§ **WHAT YOU ARE ASKED TO DO**
Below is a listing; write it out exactly and drop any images from it.

[Dataset items]

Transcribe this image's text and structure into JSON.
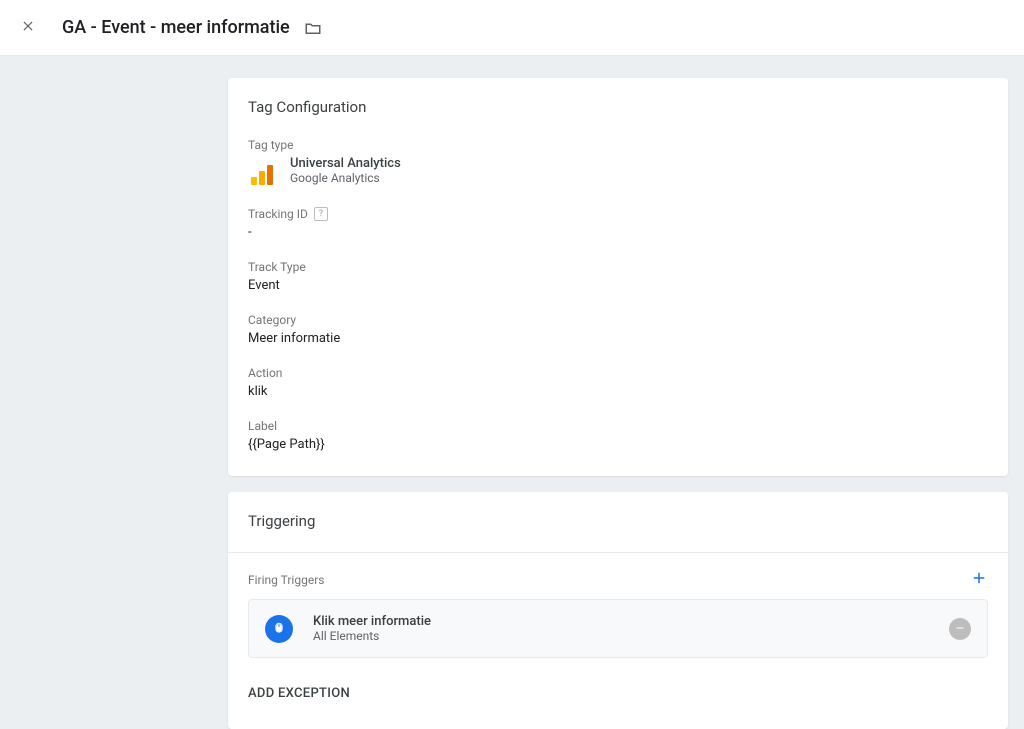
{
  "header": {
    "title": "GA - Event - meer informatie"
  },
  "tagConfig": {
    "cardTitle": "Tag Configuration",
    "tagTypeLabel": "Tag type",
    "tagTypeName": "Universal Analytics",
    "tagTypeVendor": "Google Analytics",
    "trackingIdLabel": "Tracking ID",
    "trackingIdValue": "-",
    "trackTypeLabel": "Track Type",
    "trackTypeValue": "Event",
    "categoryLabel": "Category",
    "categoryValue": "Meer informatie",
    "actionLabel": "Action",
    "actionValue": "klik",
    "labelLabel": "Label",
    "labelValue": "{{Page Path}}"
  },
  "triggering": {
    "cardTitle": "Triggering",
    "firingTriggersLabel": "Firing Triggers",
    "trigger": {
      "name": "Klik meer informatie",
      "type": "All Elements"
    },
    "addExceptionLabel": "ADD EXCEPTION"
  }
}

§ **RESULT OF THE TASK**
Transcribe this image's text and structure into JSON.
{
  "header": {
    "title": "GA - Event - meer informatie"
  },
  "tagConfig": {
    "cardTitle": "Tag Configuration",
    "tagTypeLabel": "Tag type",
    "tagTypeName": "Universal Analytics",
    "tagTypeVendor": "Google Analytics",
    "trackingIdLabel": "Tracking ID",
    "trackingIdValue": "-",
    "trackTypeLabel": "Track Type",
    "trackTypeValue": "Event",
    "categoryLabel": "Category",
    "categoryValue": "Meer informatie",
    "actionLabel": "Action",
    "actionValue": "klik",
    "labelLabel": "Label",
    "labelValue": "{{Page Path}}"
  },
  "triggering": {
    "cardTitle": "Triggering",
    "firingTriggersLabel": "Firing Triggers",
    "trigger": {
      "name": "Klik meer informatie",
      "type": "All Elements"
    },
    "addExceptionLabel": "ADD EXCEPTION"
  }
}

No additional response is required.